Of the lines in this material, how many contain "Сохранить"? Answer with a single number only.

— Start —

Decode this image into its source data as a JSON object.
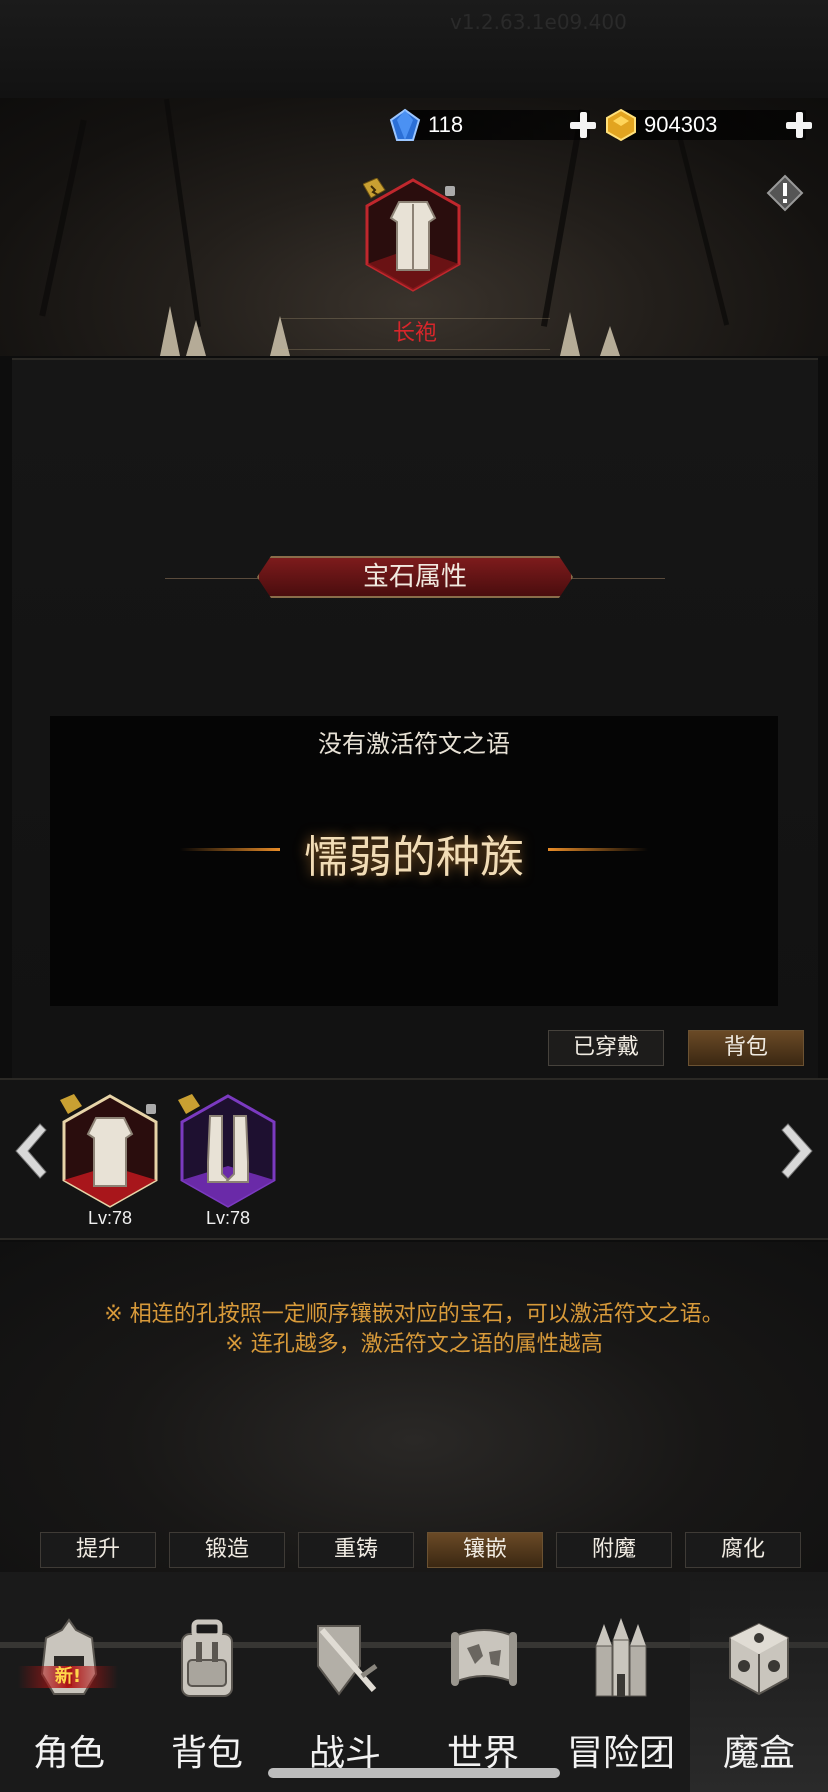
{
  "header": {
    "version": "v1.2.63.1e09.400",
    "currency": [
      {
        "icon": "blue-gem-icon",
        "value": "118"
      },
      {
        "icon": "gold-ingot-icon",
        "value": "904303"
      }
    ]
  },
  "equipment": {
    "name": "长袍"
  },
  "gem_panel": {
    "title": "宝石属性",
    "rune_status": "没有激活符文之语",
    "rune_word": "懦弱的种族"
  },
  "tabs": {
    "equipped": "已穿戴",
    "backpack": "背包"
  },
  "inventory": {
    "items": [
      {
        "icon": "robe-icon",
        "level": "Lv:78",
        "rarity_color": "#c0272d"
      },
      {
        "icon": "boots-icon",
        "level": "Lv:78",
        "rarity_color": "#7b3ac0"
      }
    ]
  },
  "tips": [
    "※ 相连的孔按照一定顺序镶嵌对应的宝石，可以激活符文之语。",
    "※ 连孔越多，激活符文之语的属性越高"
  ],
  "actions": [
    "提升",
    "锻造",
    "重铸",
    "镶嵌",
    "附魔",
    "腐化"
  ],
  "active_action": "镶嵌",
  "nav": {
    "items": [
      {
        "label": "角色",
        "icon": "helmet-icon",
        "badge": "新!"
      },
      {
        "label": "背包",
        "icon": "backpack-icon"
      },
      {
        "label": "战斗",
        "icon": "shield-sword-icon"
      },
      {
        "label": "世界",
        "icon": "map-scroll-icon"
      },
      {
        "label": "冒险团",
        "icon": "castle-icon"
      },
      {
        "label": "魔盒",
        "icon": "magic-cube-icon"
      }
    ],
    "active": "魔盒"
  },
  "colors": {
    "item_name": "#d8262b",
    "tip_text": "#d89a3a",
    "accent_bronze": "#6a4a26",
    "rune_glow": "#f1dcb6"
  }
}
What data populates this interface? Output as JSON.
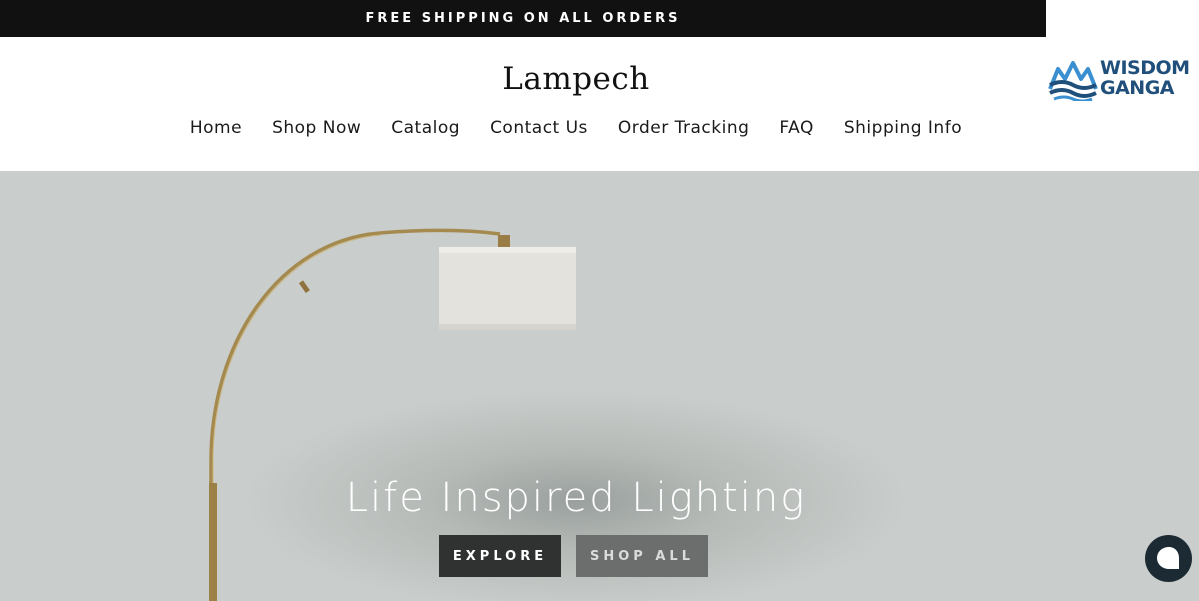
{
  "announcement": {
    "text": "FREE SHIPPING ON ALL ORDERS"
  },
  "header": {
    "brand": "Lampech",
    "nav": [
      "Home",
      "Shop Now",
      "Catalog",
      "Contact Us",
      "Order Tracking",
      "FAQ",
      "Shipping Info"
    ]
  },
  "watermark": {
    "line1": "WISDOM",
    "line2": "GANGA"
  },
  "hero": {
    "title": "Life Inspired Lighting",
    "explore_label": "EXPLORE",
    "shop_all_label": "SHOP ALL"
  },
  "icons": {
    "chat": "chat-bubble-icon"
  },
  "colors": {
    "announcement_bg": "#111111",
    "hero_bg": "#c9cdcb",
    "explore_bg": "#2f3231",
    "shop_all_bg": "#6c6e6d",
    "chat_bg": "#1c2a33"
  }
}
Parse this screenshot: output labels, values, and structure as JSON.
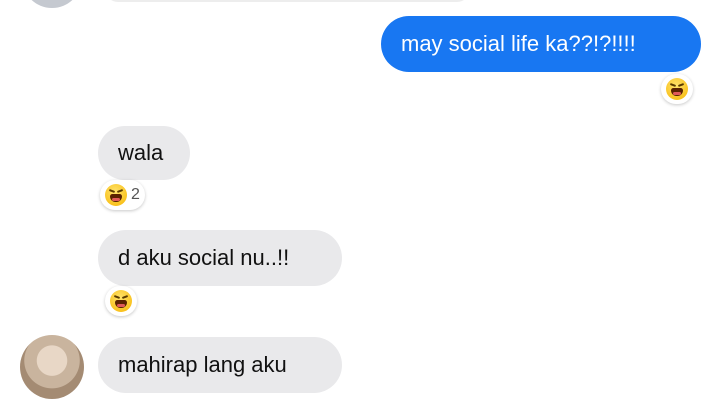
{
  "messages": [
    {
      "from": "me",
      "text": "may social life ka??!?!!!!",
      "reaction": {
        "emoji": "laughing-face-icon",
        "count": ""
      }
    },
    {
      "from": "them",
      "text": "wala",
      "reaction": {
        "emoji": "laughing-face-icon",
        "count": "2"
      }
    },
    {
      "from": "them",
      "text": "d aku social nu..!!",
      "reaction": {
        "emoji": "laughing-face-icon",
        "count": ""
      }
    },
    {
      "from": "them",
      "text": "mahirap lang aku"
    }
  ],
  "colors": {
    "outgoing_bubble": "#1877f2",
    "incoming_bubble": "#e9e9eb",
    "background": "#ffffff"
  }
}
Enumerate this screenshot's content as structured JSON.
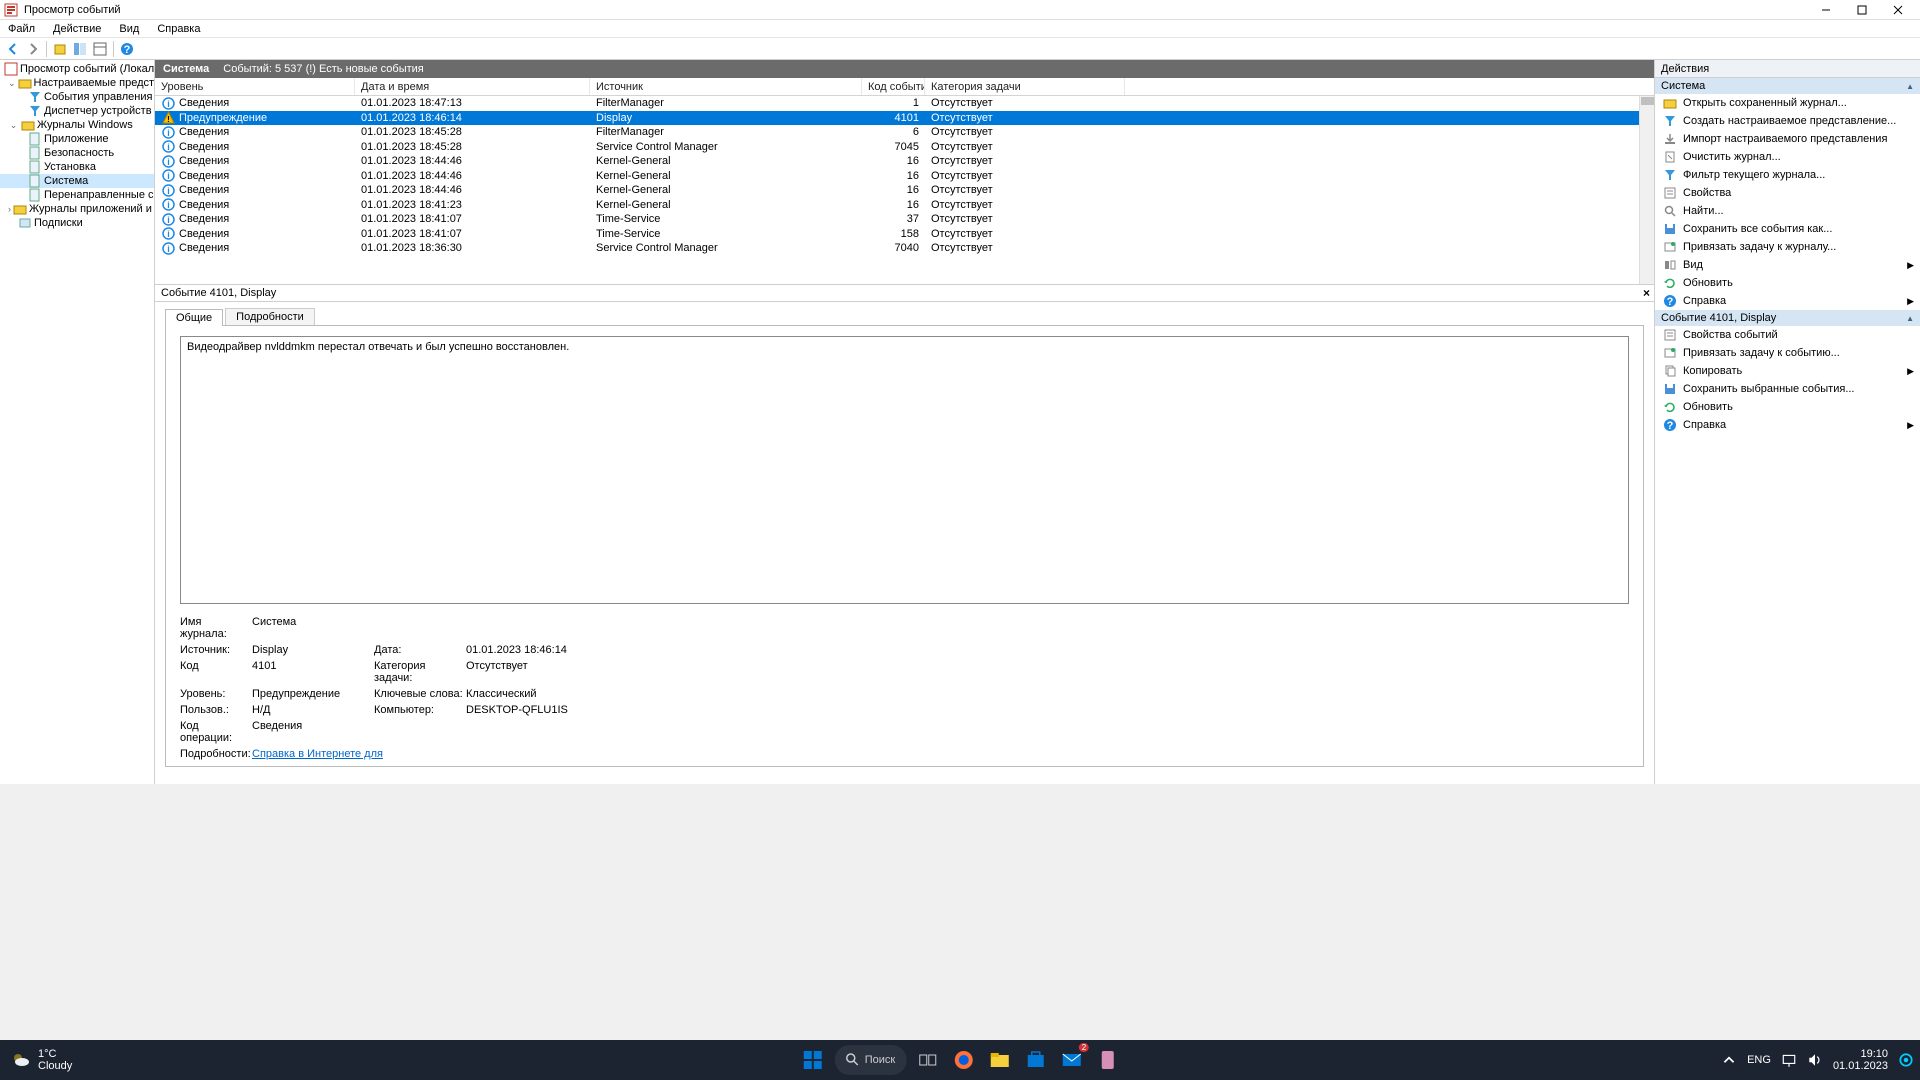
{
  "window": {
    "title": "Просмотр событий"
  },
  "menubar": [
    "Файл",
    "Действие",
    "Вид",
    "Справка"
  ],
  "tree": {
    "root": "Просмотр событий (Локальный",
    "custom_views": "Настраиваемые представл",
    "custom_children": [
      "События управления",
      "Диспетчер устройств - l"
    ],
    "win_logs": "Журналы Windows",
    "win_children": [
      "Приложение",
      "Безопасность",
      "Установка",
      "Система",
      "Перенаправленные соб"
    ],
    "app_logs": "Журналы приложений и сл",
    "subs": "Подписки"
  },
  "log_header": {
    "name": "Система",
    "count_label": "Событий: 5 537 (!) Есть новые события"
  },
  "columns": {
    "level": "Уровень",
    "date": "Дата и время",
    "source": "Источник",
    "code": "Код события",
    "category": "Категория задачи"
  },
  "events": [
    {
      "level": "Сведения",
      "type": "info",
      "date": "01.01.2023 18:47:13",
      "source": "FilterManager",
      "code": "1",
      "category": "Отсутствует",
      "selected": false
    },
    {
      "level": "Предупреждение",
      "type": "warn",
      "date": "01.01.2023 18:46:14",
      "source": "Display",
      "code": "4101",
      "category": "Отсутствует",
      "selected": true
    },
    {
      "level": "Сведения",
      "type": "info",
      "date": "01.01.2023 18:45:28",
      "source": "FilterManager",
      "code": "6",
      "category": "Отсутствует",
      "selected": false
    },
    {
      "level": "Сведения",
      "type": "info",
      "date": "01.01.2023 18:45:28",
      "source": "Service Control Manager",
      "code": "7045",
      "category": "Отсутствует",
      "selected": false
    },
    {
      "level": "Сведения",
      "type": "info",
      "date": "01.01.2023 18:44:46",
      "source": "Kernel-General",
      "code": "16",
      "category": "Отсутствует",
      "selected": false
    },
    {
      "level": "Сведения",
      "type": "info",
      "date": "01.01.2023 18:44:46",
      "source": "Kernel-General",
      "code": "16",
      "category": "Отсутствует",
      "selected": false
    },
    {
      "level": "Сведения",
      "type": "info",
      "date": "01.01.2023 18:44:46",
      "source": "Kernel-General",
      "code": "16",
      "category": "Отсутствует",
      "selected": false
    },
    {
      "level": "Сведения",
      "type": "info",
      "date": "01.01.2023 18:41:23",
      "source": "Kernel-General",
      "code": "16",
      "category": "Отсутствует",
      "selected": false
    },
    {
      "level": "Сведения",
      "type": "info",
      "date": "01.01.2023 18:41:07",
      "source": "Time-Service",
      "code": "37",
      "category": "Отсутствует",
      "selected": false
    },
    {
      "level": "Сведения",
      "type": "info",
      "date": "01.01.2023 18:41:07",
      "source": "Time-Service",
      "code": "158",
      "category": "Отсутствует",
      "selected": false
    },
    {
      "level": "Сведения",
      "type": "info",
      "date": "01.01.2023 18:36:30",
      "source": "Service Control Manager",
      "code": "7040",
      "category": "Отсутствует",
      "selected": false
    }
  ],
  "detail": {
    "header": "Событие 4101, Display",
    "tabs": {
      "general": "Общие",
      "details": "Подробности"
    },
    "description": "Видеодрайвер nvlddmkm перестал отвечать и был успешно восстановлен.",
    "labels": {
      "log_name": "Имя журнала:",
      "source": "Источник:",
      "code": "Код",
      "level": "Уровень:",
      "user": "Пользов.:",
      "opcode": "Код операции:",
      "more": "Подробности:",
      "date": "Дата:",
      "category": "Категория задачи:",
      "keywords": "Ключевые слова:",
      "computer": "Компьютер:"
    },
    "values": {
      "log_name": "Система",
      "source": "Display",
      "date": "01.01.2023 18:46:14",
      "code": "4101",
      "category": "Отсутствует",
      "level": "Предупреждение",
      "keywords": "Классический",
      "user": "Н/Д",
      "computer": "DESKTOP-QFLU1IS",
      "opcode": "Сведения",
      "more_link": "Справка в Интернете для "
    }
  },
  "actions": {
    "title": "Действия",
    "system_section": "Система",
    "system_items": [
      "Открыть сохраненный журнал...",
      "Создать настраиваемое представление...",
      "Импорт настраиваемого представления",
      "Очистить журнал...",
      "Фильтр текущего журнала...",
      "Свойства",
      "Найти...",
      "Сохранить все события как...",
      "Привязать задачу к журналу...",
      "Вид",
      "Обновить",
      "Справка"
    ],
    "event_section": "Событие 4101, Display",
    "event_items": [
      "Свойства событий",
      "Привязать задачу к событию...",
      "Копировать",
      "Сохранить выбранные события...",
      "Обновить",
      "Справка"
    ]
  },
  "taskbar": {
    "weather_temp": "1°C",
    "weather_desc": "Cloudy",
    "search": "Поиск",
    "lang": "ENG",
    "time": "19:10",
    "date": "01.01.2023"
  }
}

— End —

▸ **Solution to this task**: 2